__Required work__
Locate each line with the string "name" in the listing below and copy it.

__Data supplied__

########################################

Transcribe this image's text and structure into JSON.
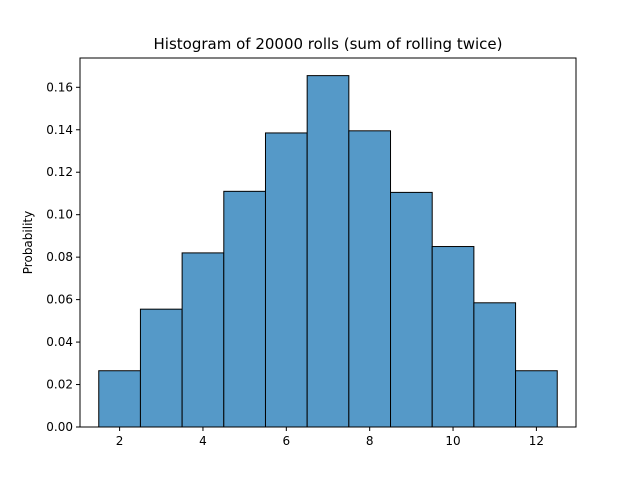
{
  "chart_data": {
    "type": "bar",
    "title": "Histogram of 20000 rolls (sum of rolling twice)",
    "xlabel": "",
    "ylabel": "Probability",
    "categories": [
      2,
      3,
      4,
      5,
      6,
      7,
      8,
      9,
      10,
      11,
      12
    ],
    "values": [
      0.0265,
      0.0555,
      0.082,
      0.111,
      0.1385,
      0.1655,
      0.1395,
      0.1105,
      0.085,
      0.0585,
      0.0265
    ],
    "xlim": [
      1.05,
      12.95
    ],
    "ylim": [
      0,
      0.1738
    ],
    "xticks": [
      2,
      4,
      6,
      8,
      10,
      12
    ],
    "xtick_labels": [
      "2",
      "4",
      "6",
      "8",
      "10",
      "12"
    ],
    "yticks": [
      0,
      0.02,
      0.04,
      0.06,
      0.08,
      0.1,
      0.12,
      0.14,
      0.16
    ],
    "ytick_labels": [
      "0.00",
      "0.02",
      "0.04",
      "0.06",
      "0.08",
      "0.10",
      "0.12",
      "0.14",
      "0.16"
    ],
    "grid": false,
    "colors": {
      "bar_fill": "#5599c8",
      "bar_edge": "#000000"
    }
  }
}
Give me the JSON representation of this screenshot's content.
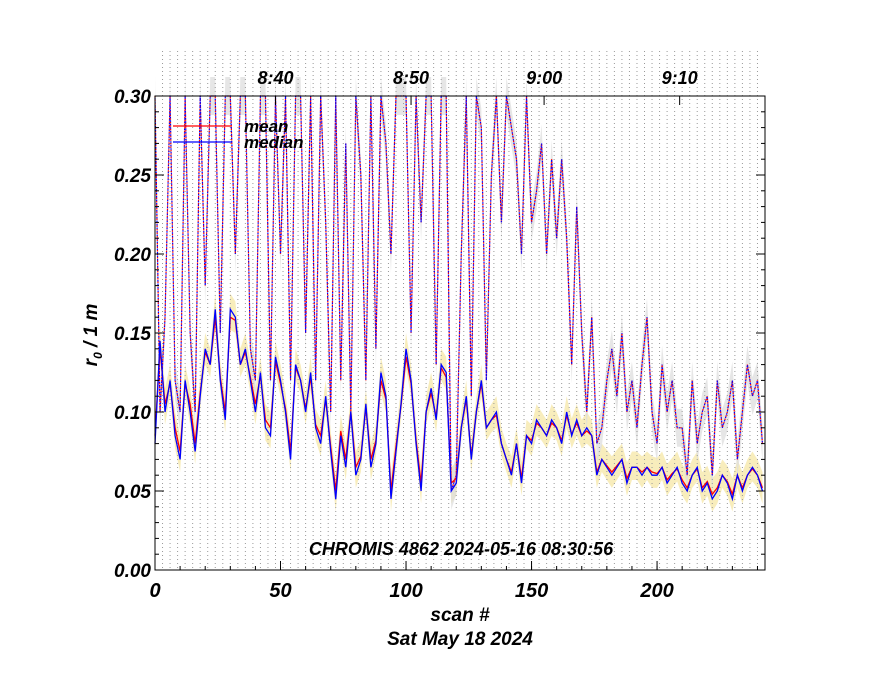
{
  "chart_data": {
    "type": "line",
    "annotation": "CHROMIS 4862 2024-05-16 08:30:56",
    "xlabel": "scan #",
    "date_label": "Sat May 18 2024",
    "ylabel_main": "r",
    "ylabel_sub": "0",
    "ylabel_rest": " / 1 m",
    "xlim": [
      0,
      243
    ],
    "ylim": [
      0.0,
      0.3
    ],
    "x_ticks": [
      "0",
      "50",
      "100",
      "150",
      "200"
    ],
    "y_ticks": [
      "0.00",
      "0.05",
      "0.10",
      "0.15",
      "0.20",
      "0.25",
      "0.30"
    ],
    "top_ticks": [
      {
        "label": "8:40",
        "scan": 48
      },
      {
        "label": "8:50",
        "scan": 102
      },
      {
        "label": "9:00",
        "scan": 155
      },
      {
        "label": "9:10",
        "scan": 209
      }
    ],
    "legend": [
      {
        "label": "mean",
        "color": "#ff0000"
      },
      {
        "label": "median",
        "color": "#0000ff"
      }
    ],
    "colors": {
      "mean": "#ff0000",
      "median": "#0000ff",
      "band": "#f5e6a0",
      "gray_band": "#dddddd",
      "dotted_grid": "#999999"
    },
    "grid": "vertical dotted lines every 3 scans",
    "series": [
      {
        "name": "median",
        "x": [
          0,
          2,
          4,
          6,
          8,
          10,
          12,
          14,
          16,
          18,
          20,
          22,
          24,
          26,
          28,
          30,
          32,
          34,
          36,
          38,
          40,
          42,
          44,
          46,
          48,
          50,
          52,
          54,
          56,
          58,
          60,
          62,
          64,
          66,
          68,
          70,
          72,
          74,
          76,
          78,
          80,
          82,
          84,
          86,
          88,
          90,
          92,
          94,
          96,
          98,
          100,
          102,
          104,
          106,
          108,
          110,
          112,
          114,
          116,
          118,
          120,
          122,
          124,
          126,
          128,
          130,
          132,
          134,
          136,
          138,
          140,
          142,
          144,
          146,
          148,
          150,
          152,
          154,
          156,
          158,
          160,
          162,
          164,
          166,
          168,
          170,
          172,
          174,
          176,
          178,
          180,
          182,
          184,
          186,
          188,
          190,
          192,
          194,
          196,
          198,
          200,
          202,
          204,
          206,
          208,
          210,
          212,
          214,
          216,
          218,
          220,
          222,
          224,
          226,
          228,
          230,
          232,
          234,
          236,
          238,
          240,
          242
        ],
        "values": [
          0.08,
          0.145,
          0.1,
          0.12,
          0.085,
          0.07,
          0.12,
          0.1,
          0.075,
          0.11,
          0.14,
          0.13,
          0.165,
          0.12,
          0.095,
          0.165,
          0.16,
          0.13,
          0.14,
          0.12,
          0.1,
          0.125,
          0.09,
          0.085,
          0.135,
          0.12,
          0.1,
          0.07,
          0.13,
          0.12,
          0.1,
          0.125,
          0.09,
          0.08,
          0.11,
          0.075,
          0.045,
          0.085,
          0.065,
          0.1,
          0.06,
          0.07,
          0.105,
          0.065,
          0.08,
          0.125,
          0.11,
          0.045,
          0.075,
          0.105,
          0.14,
          0.12,
          0.08,
          0.05,
          0.1,
          0.115,
          0.095,
          0.13,
          0.125,
          0.05,
          0.055,
          0.09,
          0.11,
          0.07,
          0.1,
          0.12,
          0.09,
          0.095,
          0.1,
          0.08,
          0.07,
          0.06,
          0.08,
          0.055,
          0.085,
          0.08,
          0.095,
          0.09,
          0.085,
          0.095,
          0.09,
          0.08,
          0.1,
          0.085,
          0.095,
          0.085,
          0.09,
          0.085,
          0.06,
          0.07,
          0.065,
          0.06,
          0.065,
          0.07,
          0.055,
          0.065,
          0.065,
          0.06,
          0.065,
          0.06,
          0.06,
          0.065,
          0.055,
          0.06,
          0.065,
          0.055,
          0.05,
          0.06,
          0.065,
          0.05,
          0.055,
          0.045,
          0.05,
          0.06,
          0.055,
          0.045,
          0.06,
          0.05,
          0.06,
          0.065,
          0.06,
          0.05
        ]
      },
      {
        "name": "mean",
        "x": [
          0,
          2,
          4,
          6,
          8,
          10,
          12,
          14,
          16,
          18,
          20,
          22,
          24,
          26,
          28,
          30,
          32,
          34,
          36,
          38,
          40,
          42,
          44,
          46,
          48,
          50,
          52,
          54,
          56,
          58,
          60,
          62,
          64,
          66,
          68,
          70,
          72,
          74,
          76,
          78,
          80,
          82,
          84,
          86,
          88,
          90,
          92,
          94,
          96,
          98,
          100,
          102,
          104,
          106,
          108,
          110,
          112,
          114,
          116,
          118,
          120,
          122,
          124,
          126,
          128,
          130,
          132,
          134,
          136,
          138,
          140,
          142,
          144,
          146,
          148,
          150,
          152,
          154,
          156,
          158,
          160,
          162,
          164,
          166,
          168,
          170,
          172,
          174,
          176,
          178,
          180,
          182,
          184,
          186,
          188,
          190,
          192,
          194,
          196,
          198,
          200,
          202,
          204,
          206,
          208,
          210,
          212,
          214,
          216,
          218,
          220,
          222,
          224,
          226,
          228,
          230,
          232,
          234,
          236,
          238,
          240,
          242
        ],
        "values": [
          0.085,
          0.14,
          0.105,
          0.118,
          0.09,
          0.075,
          0.118,
          0.105,
          0.08,
          0.112,
          0.138,
          0.13,
          0.16,
          0.122,
          0.1,
          0.16,
          0.158,
          0.13,
          0.138,
          0.122,
          0.105,
          0.123,
          0.095,
          0.09,
          0.132,
          0.118,
          0.102,
          0.075,
          0.128,
          0.12,
          0.102,
          0.122,
          0.092,
          0.085,
          0.108,
          0.078,
          0.05,
          0.088,
          0.07,
          0.1,
          0.065,
          0.072,
          0.103,
          0.07,
          0.082,
          0.12,
          0.108,
          0.05,
          0.078,
          0.104,
          0.135,
          0.118,
          0.082,
          0.055,
          0.1,
          0.112,
          0.097,
          0.128,
          0.122,
          0.055,
          0.058,
          0.09,
          0.108,
          0.072,
          0.1,
          0.118,
          0.09,
          0.095,
          0.098,
          0.08,
          0.07,
          0.062,
          0.08,
          0.058,
          0.085,
          0.082,
          0.093,
          0.09,
          0.085,
          0.093,
          0.09,
          0.082,
          0.098,
          0.086,
          0.093,
          0.085,
          0.088,
          0.085,
          0.062,
          0.07,
          0.066,
          0.062,
          0.066,
          0.07,
          0.058,
          0.065,
          0.065,
          0.062,
          0.065,
          0.062,
          0.061,
          0.065,
          0.057,
          0.061,
          0.064,
          0.057,
          0.052,
          0.06,
          0.064,
          0.052,
          0.056,
          0.048,
          0.052,
          0.06,
          0.056,
          0.048,
          0.06,
          0.052,
          0.06,
          0.064,
          0.06,
          0.052
        ]
      },
      {
        "name": "upper_median",
        "x": [
          0,
          2,
          4,
          6,
          8,
          10,
          12,
          14,
          16,
          18,
          20,
          22,
          24,
          26,
          28,
          30,
          32,
          34,
          36,
          38,
          40,
          42,
          44,
          46,
          48,
          50,
          52,
          54,
          56,
          58,
          60,
          62,
          64,
          66,
          68,
          70,
          72,
          74,
          76,
          78,
          80,
          82,
          84,
          86,
          88,
          90,
          92,
          94,
          96,
          98,
          100,
          102,
          104,
          106,
          108,
          110,
          112,
          114,
          116,
          118,
          120,
          122,
          124,
          126,
          128,
          130,
          132,
          134,
          136,
          138,
          140,
          142,
          144,
          146,
          148,
          150,
          152,
          154,
          156,
          158,
          160,
          162,
          164,
          166,
          168,
          170,
          172,
          174,
          176,
          178,
          180,
          182,
          184,
          186,
          188,
          190,
          192,
          194,
          196,
          198,
          200,
          202,
          204,
          206,
          208,
          210,
          212,
          214,
          216,
          218,
          220,
          222,
          224,
          226,
          228,
          230,
          232,
          234,
          236,
          238,
          240,
          242
        ],
        "values": [
          0.3,
          0.1,
          0.16,
          0.3,
          0.12,
          0.1,
          0.3,
          0.15,
          0.1,
          0.3,
          0.18,
          0.3,
          0.3,
          0.15,
          0.3,
          0.3,
          0.2,
          0.3,
          0.3,
          0.14,
          0.12,
          0.3,
          0.3,
          0.12,
          0.3,
          0.2,
          0.3,
          0.12,
          0.3,
          0.3,
          0.15,
          0.3,
          0.12,
          0.3,
          0.22,
          0.1,
          0.3,
          0.12,
          0.27,
          0.1,
          0.3,
          0.25,
          0.12,
          0.3,
          0.14,
          0.3,
          0.27,
          0.2,
          0.3,
          0.3,
          0.3,
          0.15,
          0.3,
          0.22,
          0.3,
          0.3,
          0.13,
          0.3,
          0.3,
          0.05,
          0.06,
          0.2,
          0.3,
          0.11,
          0.3,
          0.28,
          0.12,
          0.25,
          0.3,
          0.22,
          0.3,
          0.28,
          0.26,
          0.2,
          0.3,
          0.22,
          0.24,
          0.27,
          0.2,
          0.26,
          0.21,
          0.26,
          0.21,
          0.13,
          0.23,
          0.15,
          0.1,
          0.16,
          0.08,
          0.09,
          0.12,
          0.14,
          0.11,
          0.15,
          0.1,
          0.12,
          0.09,
          0.13,
          0.16,
          0.1,
          0.08,
          0.13,
          0.1,
          0.12,
          0.09,
          0.09,
          0.06,
          0.12,
          0.08,
          0.1,
          0.11,
          0.06,
          0.12,
          0.09,
          0.1,
          0.12,
          0.07,
          0.1,
          0.13,
          0.11,
          0.12,
          0.08
        ]
      }
    ]
  }
}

########################################

__Correct output__
        "name": "median",
        "name": "mean",
        "name": "upper_median",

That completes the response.